▶ Task requirements
Give back every line exactly as it appears, pictures excluded.

## Start

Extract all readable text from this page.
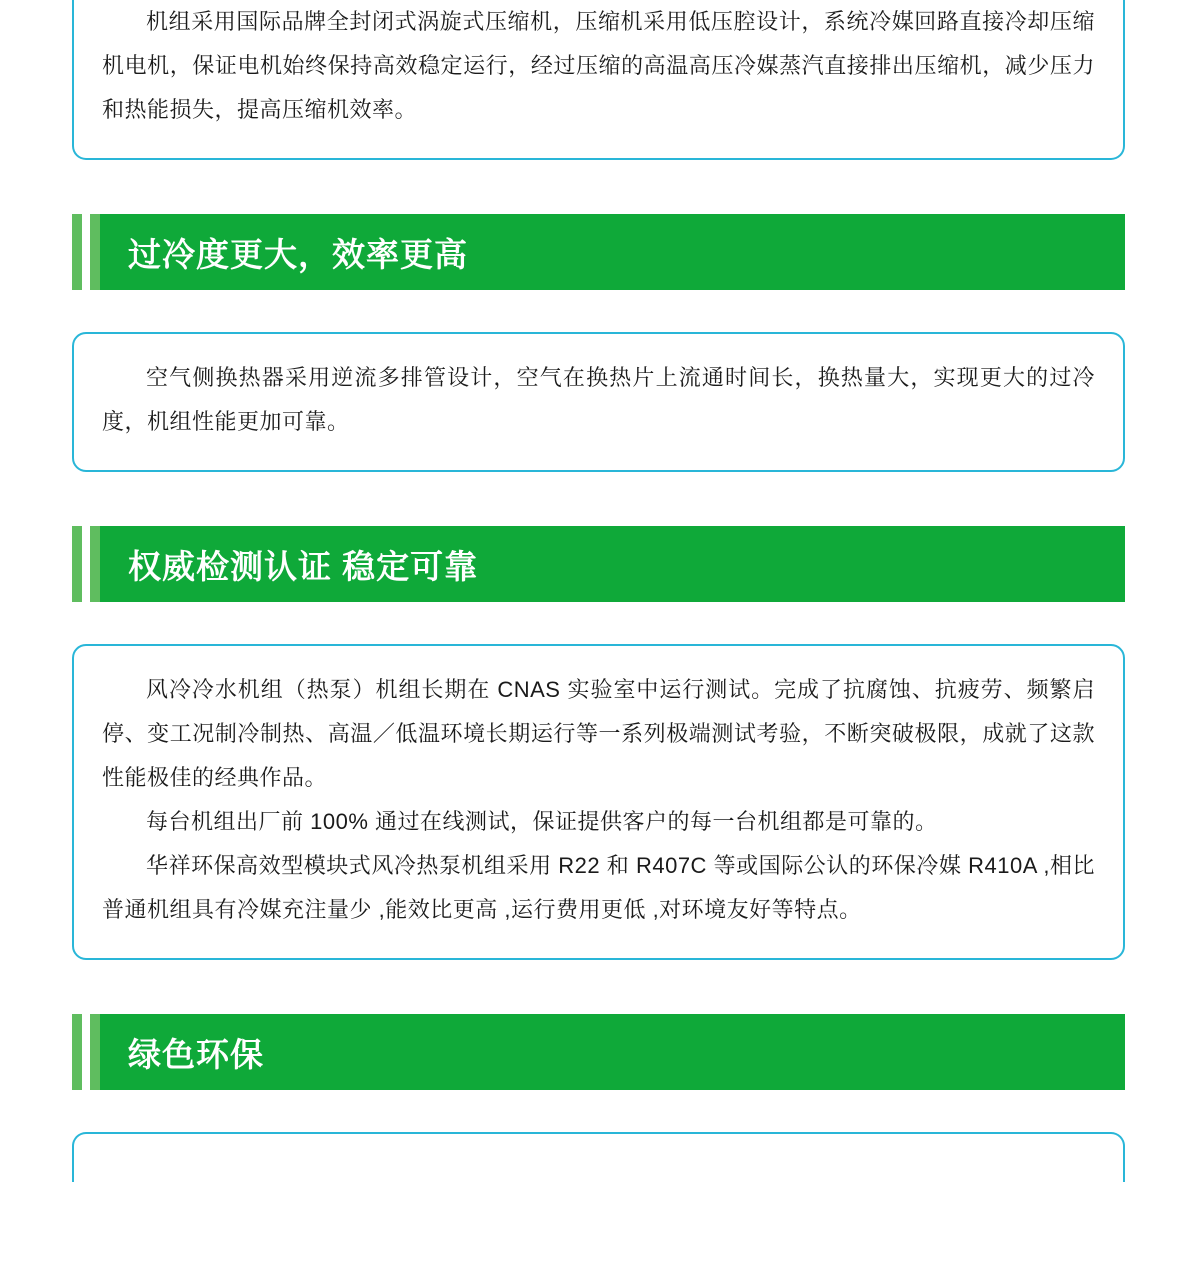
机组采用国际品牌全封闭式涡旋式压缩机，压缩机采用低压腔设计，系统冷媒回路直接冷却压缩机电机，保证电机始终保持高效稳定运行，经过压缩的高温高压冷媒蒸汽直接排出压缩机，减少压力和热能损失，提高压缩机效率。

过冷度更大，效率更高

空气侧换热器采用逆流多排管设计，空气在换热片上流通时间长，换热量大，实现更大的过冷度，机组性能更加可靠。

权威检测认证 稳定可靠

风冷冷水机组（热泵）机组长期在 CNAS 实验室中运行测试。完成了抗腐蚀、抗疲劳、频繁启停、变工况制冷制热、高温／低温环境长期运行等一系列极端测试考验，不断突破极限，成就了这款性能极佳的经典作品。

每台机组出厂前 100% 通过在线测试，保证提供客户的每一台机组都是可靠的。

华祥环保高效型模块式风冷热泵机组采用 R22 和 R407C 等或国际公认的环保冷媒 R410A ,相比普通机组具有冷媒充注量少 ,能效比更高 ,运行费用更低 ,对环境友好等特点。

绿色环保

## End

▶ Solution for this task
Extract all readable text from this page.
机组采用国际品牌全封闭式涡旋式压缩机，压缩机采用低压腔设计，系统冷媒回路直接冷却压缩机电机，保证电机始终保持高效稳定运行，经过压缩的高温高压冷媒蒸汽直接排出压缩机，减少压力和热能损失，提高压缩机效率。

过冷度更大，效率更高

空气侧换热器采用逆流多排管设计，空气在换热片上流通时间长，换热量大，实现更大的过冷度，机组性能更加可靠。

权威检测认证 稳定可靠

风冷冷水机组（热泵）机组长期在 CNAS 实验室中运行测试。完成了抗腐蚀、抗疲劳、频繁启停、变工况制冷制热、高温／低温环境长期运行等一系列极端测试考验，不断突破极限，成就了这款性能极佳的经典作品。

每台机组出厂前 100% 通过在线测试，保证提供客户的每一台机组都是可靠的。

华祥环保高效型模块式风冷热泵机组采用 R22 和 R407C 等或国际公认的环保冷媒 R410A ,相比普通机组具有冷媒充注量少 ,能效比更高 ,运行费用更低 ,对环境友好等特点。

绿色环保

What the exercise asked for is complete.